Items from a data source
········

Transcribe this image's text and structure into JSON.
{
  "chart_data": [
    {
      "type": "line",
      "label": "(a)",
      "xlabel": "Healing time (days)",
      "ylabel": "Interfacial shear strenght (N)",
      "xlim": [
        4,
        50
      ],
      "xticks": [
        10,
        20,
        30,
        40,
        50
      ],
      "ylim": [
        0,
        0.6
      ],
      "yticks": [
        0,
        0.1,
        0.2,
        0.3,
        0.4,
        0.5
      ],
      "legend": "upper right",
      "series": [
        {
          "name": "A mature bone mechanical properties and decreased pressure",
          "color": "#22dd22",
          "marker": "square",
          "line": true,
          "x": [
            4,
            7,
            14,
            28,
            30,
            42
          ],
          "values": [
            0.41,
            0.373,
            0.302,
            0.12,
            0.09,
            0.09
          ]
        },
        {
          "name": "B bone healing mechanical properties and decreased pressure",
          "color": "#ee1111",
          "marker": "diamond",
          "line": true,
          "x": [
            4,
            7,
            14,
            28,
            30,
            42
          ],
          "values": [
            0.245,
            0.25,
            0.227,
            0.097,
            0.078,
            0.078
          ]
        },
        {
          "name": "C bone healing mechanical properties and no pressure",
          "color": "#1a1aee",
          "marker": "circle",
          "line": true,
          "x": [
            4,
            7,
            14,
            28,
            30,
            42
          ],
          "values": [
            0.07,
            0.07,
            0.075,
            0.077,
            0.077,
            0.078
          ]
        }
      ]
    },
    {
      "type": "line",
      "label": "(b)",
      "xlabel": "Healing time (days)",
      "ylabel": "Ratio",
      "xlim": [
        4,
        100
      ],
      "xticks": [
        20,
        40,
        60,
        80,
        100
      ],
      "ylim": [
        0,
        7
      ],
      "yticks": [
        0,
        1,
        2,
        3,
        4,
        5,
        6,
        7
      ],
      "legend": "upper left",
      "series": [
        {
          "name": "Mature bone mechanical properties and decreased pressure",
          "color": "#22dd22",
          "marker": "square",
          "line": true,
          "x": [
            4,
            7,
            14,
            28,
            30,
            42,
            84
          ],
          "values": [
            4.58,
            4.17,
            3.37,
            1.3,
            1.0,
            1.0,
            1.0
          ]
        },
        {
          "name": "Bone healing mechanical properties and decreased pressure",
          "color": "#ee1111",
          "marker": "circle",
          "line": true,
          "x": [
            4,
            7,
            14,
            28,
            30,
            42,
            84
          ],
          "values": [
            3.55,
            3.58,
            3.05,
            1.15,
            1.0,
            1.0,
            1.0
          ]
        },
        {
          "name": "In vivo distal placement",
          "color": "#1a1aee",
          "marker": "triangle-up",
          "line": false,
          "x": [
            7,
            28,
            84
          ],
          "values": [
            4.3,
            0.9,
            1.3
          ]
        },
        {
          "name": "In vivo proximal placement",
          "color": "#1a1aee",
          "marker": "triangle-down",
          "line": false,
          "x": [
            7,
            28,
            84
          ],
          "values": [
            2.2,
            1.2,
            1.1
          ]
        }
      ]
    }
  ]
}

········

**Set task**
Filter the listing above for the string "vivo" and copy every matching line.

**Task result**
          "name": "In vivo distal placement",
          "name": "In vivo proximal placement",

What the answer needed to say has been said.